* BEGIN *

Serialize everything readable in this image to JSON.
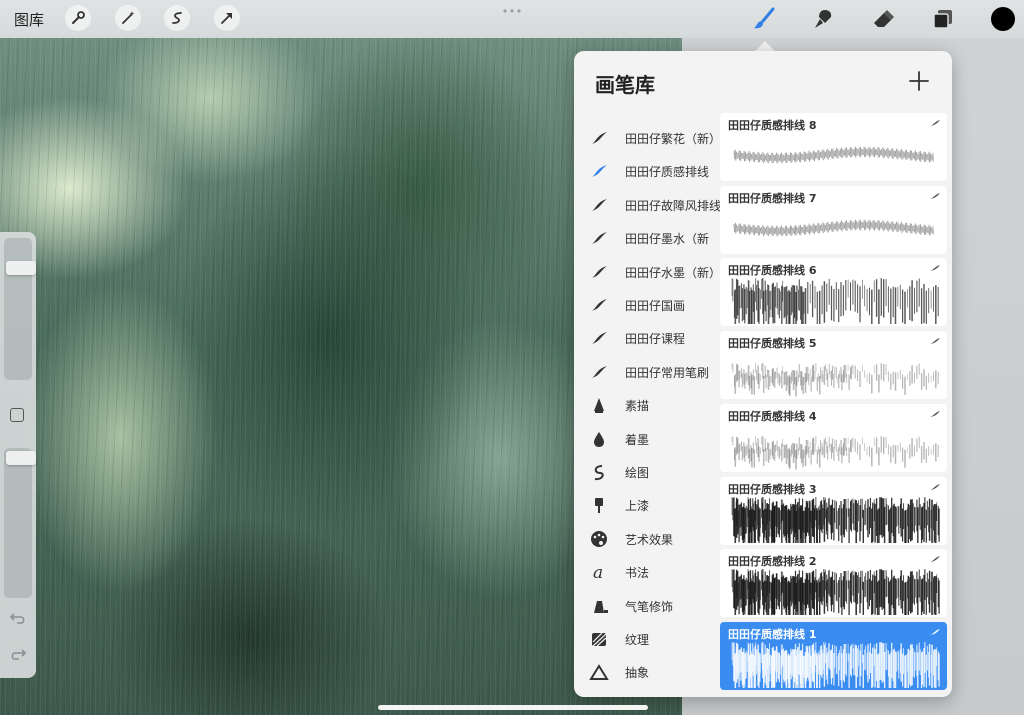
{
  "toolbar": {
    "gallery_label": "图库",
    "left_tools": [
      {
        "icon": "wrench-icon"
      },
      {
        "icon": "magic-wand-icon"
      },
      {
        "icon": "selection-icon"
      },
      {
        "icon": "transform-arrow-icon"
      }
    ],
    "right_tools": [
      {
        "icon": "brush-icon",
        "active": true,
        "color": "#2f7fe6"
      },
      {
        "icon": "smudge-icon"
      },
      {
        "icon": "eraser-icon"
      },
      {
        "icon": "layers-icon"
      }
    ],
    "current_color": "#000000"
  },
  "sidebar": {
    "brush_size": 0.82,
    "opacity": 0.98,
    "undo_icon": "undo-arrow-icon",
    "redo_icon": "redo-arrow-icon"
  },
  "brush_library": {
    "title": "画笔库",
    "add_icon": "plus-icon",
    "sets": [
      {
        "label": "田田仔繁花（新）",
        "icon": "brush-stroke-icon"
      },
      {
        "label": "田田仔质感排线",
        "icon": "brush-stroke-icon",
        "selected": true
      },
      {
        "label": "田田仔故障风排线",
        "icon": "brush-stroke-icon"
      },
      {
        "label": "田田仔墨水（新",
        "icon": "brush-stroke-icon"
      },
      {
        "label": "田田仔水墨（新）",
        "icon": "brush-stroke-icon"
      },
      {
        "label": "田田仔国画",
        "icon": "brush-stroke-icon"
      },
      {
        "label": "田田仔课程",
        "icon": "brush-stroke-icon"
      },
      {
        "label": "田田仔常用笔刷",
        "icon": "brush-stroke-icon"
      },
      {
        "label": "素描",
        "icon": "pencil-tip-icon"
      },
      {
        "label": "着墨",
        "icon": "ink-drop-icon"
      },
      {
        "label": "绘图",
        "icon": "squiggle-icon"
      },
      {
        "label": "上漆",
        "icon": "paint-brush-icon"
      },
      {
        "label": "艺术效果",
        "icon": "palette-icon"
      },
      {
        "label": "书法",
        "icon": "calligraphy-icon"
      },
      {
        "label": "气笔修饰",
        "icon": "airbrush-icon"
      },
      {
        "label": "纹理",
        "icon": "texture-icon"
      },
      {
        "label": "抽象",
        "icon": "triangle-icon"
      }
    ],
    "brushes": [
      {
        "name": "田田仔质感排线 8",
        "style": "smooth"
      },
      {
        "name": "田田仔质感排线 7",
        "style": "smooth"
      },
      {
        "name": "田田仔质感排线 6",
        "style": "vertical"
      },
      {
        "name": "田田仔质感排线 5",
        "style": "light"
      },
      {
        "name": "田田仔质感排线 4",
        "style": "light"
      },
      {
        "name": "田田仔质感排线 3",
        "style": "dense"
      },
      {
        "name": "田田仔质感排线 2",
        "style": "dense"
      },
      {
        "name": "田田仔质感排线 1",
        "style": "selected",
        "selected": true
      }
    ]
  }
}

* END *

Output the records above exactly as they are, leaving out the pictures.

Serialize everything readable in this image to JSON.
{
  "toolbar": {
    "gallery_label": "图库",
    "left_tools": [
      {
        "icon": "wrench-icon"
      },
      {
        "icon": "magic-wand-icon"
      },
      {
        "icon": "selection-icon"
      },
      {
        "icon": "transform-arrow-icon"
      }
    ],
    "right_tools": [
      {
        "icon": "brush-icon",
        "active": true,
        "color": "#2f7fe6"
      },
      {
        "icon": "smudge-icon"
      },
      {
        "icon": "eraser-icon"
      },
      {
        "icon": "layers-icon"
      }
    ],
    "current_color": "#000000"
  },
  "sidebar": {
    "brush_size": 0.82,
    "opacity": 0.98,
    "undo_icon": "undo-arrow-icon",
    "redo_icon": "redo-arrow-icon"
  },
  "brush_library": {
    "title": "画笔库",
    "add_icon": "plus-icon",
    "sets": [
      {
        "label": "田田仔繁花（新）",
        "icon": "brush-stroke-icon"
      },
      {
        "label": "田田仔质感排线",
        "icon": "brush-stroke-icon",
        "selected": true
      },
      {
        "label": "田田仔故障风排线",
        "icon": "brush-stroke-icon"
      },
      {
        "label": "田田仔墨水（新",
        "icon": "brush-stroke-icon"
      },
      {
        "label": "田田仔水墨（新）",
        "icon": "brush-stroke-icon"
      },
      {
        "label": "田田仔国画",
        "icon": "brush-stroke-icon"
      },
      {
        "label": "田田仔课程",
        "icon": "brush-stroke-icon"
      },
      {
        "label": "田田仔常用笔刷",
        "icon": "brush-stroke-icon"
      },
      {
        "label": "素描",
        "icon": "pencil-tip-icon"
      },
      {
        "label": "着墨",
        "icon": "ink-drop-icon"
      },
      {
        "label": "绘图",
        "icon": "squiggle-icon"
      },
      {
        "label": "上漆",
        "icon": "paint-brush-icon"
      },
      {
        "label": "艺术效果",
        "icon": "palette-icon"
      },
      {
        "label": "书法",
        "icon": "calligraphy-icon"
      },
      {
        "label": "气笔修饰",
        "icon": "airbrush-icon"
      },
      {
        "label": "纹理",
        "icon": "texture-icon"
      },
      {
        "label": "抽象",
        "icon": "triangle-icon"
      }
    ],
    "brushes": [
      {
        "name": "田田仔质感排线 8",
        "style": "smooth"
      },
      {
        "name": "田田仔质感排线 7",
        "style": "smooth"
      },
      {
        "name": "田田仔质感排线 6",
        "style": "vertical"
      },
      {
        "name": "田田仔质感排线 5",
        "style": "light"
      },
      {
        "name": "田田仔质感排线 4",
        "style": "light"
      },
      {
        "name": "田田仔质感排线 3",
        "style": "dense"
      },
      {
        "name": "田田仔质感排线 2",
        "style": "dense"
      },
      {
        "name": "田田仔质感排线 1",
        "style": "selected",
        "selected": true
      }
    ]
  }
}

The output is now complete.